» WRITTEN PROBLEM
Copy out the listing that follows, exactly, without its pictures.

» RECORDS TO PROCESS

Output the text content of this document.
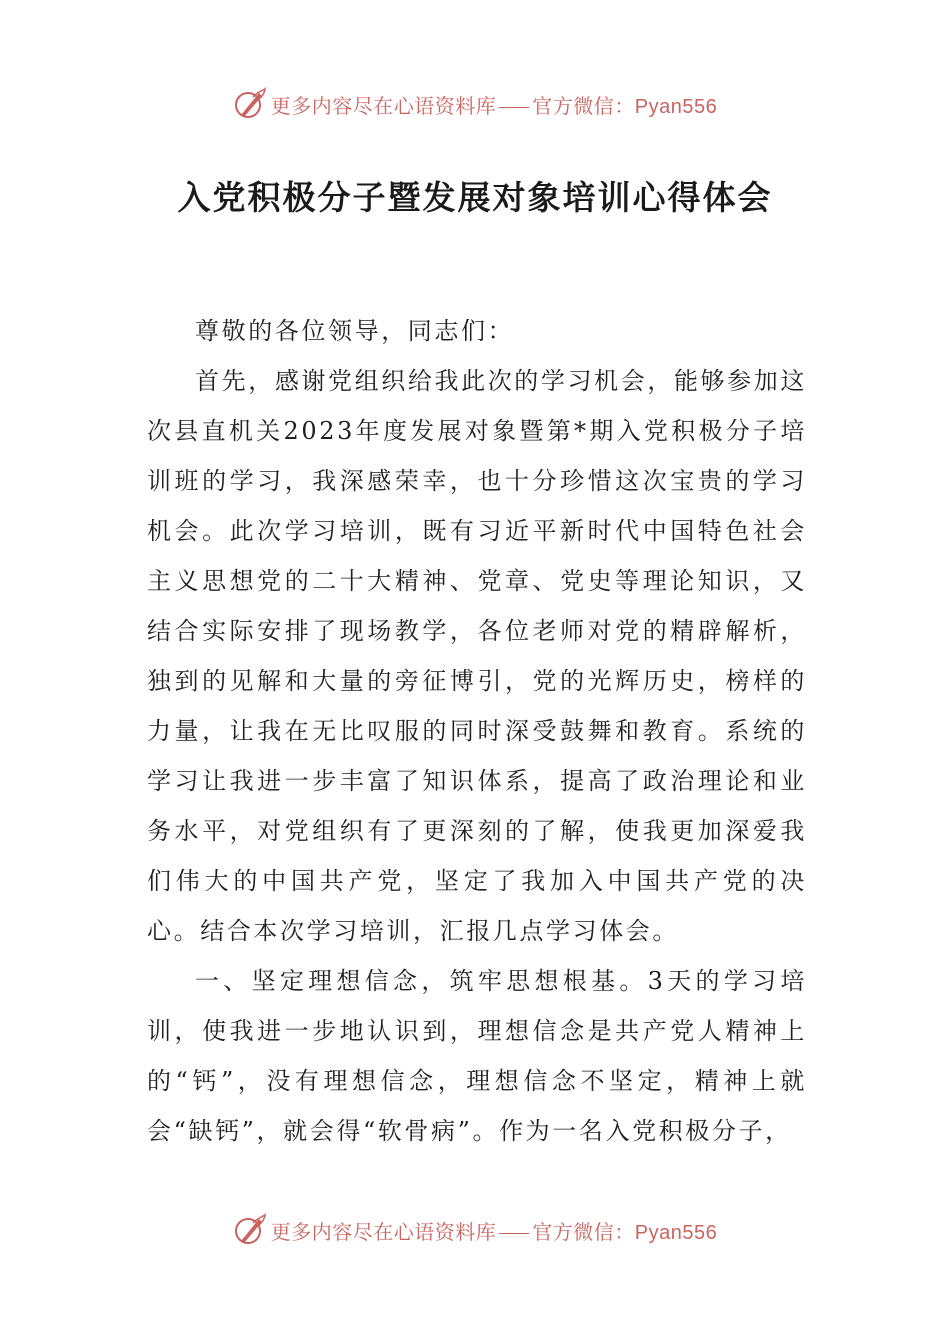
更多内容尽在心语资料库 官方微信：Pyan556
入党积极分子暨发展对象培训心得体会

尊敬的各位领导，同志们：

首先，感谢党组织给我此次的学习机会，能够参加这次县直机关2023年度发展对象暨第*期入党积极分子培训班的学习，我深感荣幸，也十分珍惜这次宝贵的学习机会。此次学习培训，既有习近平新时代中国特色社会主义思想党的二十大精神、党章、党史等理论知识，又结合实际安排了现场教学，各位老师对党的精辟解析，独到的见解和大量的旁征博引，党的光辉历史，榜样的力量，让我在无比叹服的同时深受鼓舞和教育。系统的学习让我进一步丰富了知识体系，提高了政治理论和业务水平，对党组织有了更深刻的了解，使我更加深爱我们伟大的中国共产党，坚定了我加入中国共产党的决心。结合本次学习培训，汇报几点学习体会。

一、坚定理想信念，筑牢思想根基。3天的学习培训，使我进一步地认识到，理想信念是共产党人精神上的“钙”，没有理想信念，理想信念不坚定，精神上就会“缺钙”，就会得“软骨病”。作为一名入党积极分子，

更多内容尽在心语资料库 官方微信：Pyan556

» WRITTEN SOLUTION
Output the text content of this document.
更多内容尽在心语资料库 官方微信：Pyan556
入党积极分子暨发展对象培训心得体会

尊敬的各位领导，同志们：

首先，感谢党组织给我此次的学习机会，能够参加这次县直机关2023年度发展对象暨第*期入党积极分子培训班的学习，我深感荣幸，也十分珍惜这次宝贵的学习机会。此次学习培训，既有习近平新时代中国特色社会主义思想党的二十大精神、党章、党史等理论知识，又结合实际安排了现场教学，各位老师对党的精辟解析，独到的见解和大量的旁征博引，党的光辉历史，榜样的力量，让我在无比叹服的同时深受鼓舞和教育。系统的学习让我进一步丰富了知识体系，提高了政治理论和业务水平，对党组织有了更深刻的了解，使我更加深爱我们伟大的中国共产党，坚定了我加入中国共产党的决心。结合本次学习培训，汇报几点学习体会。

一、坚定理想信念，筑牢思想根基。3天的学习培训，使我进一步地认识到，理想信念是共产党人精神上的“钙”，没有理想信念，理想信念不坚定，精神上就会“缺钙”，就会得“软骨病”。作为一名入党积极分子，

更多内容尽在心语资料库 官方微信：Pyan556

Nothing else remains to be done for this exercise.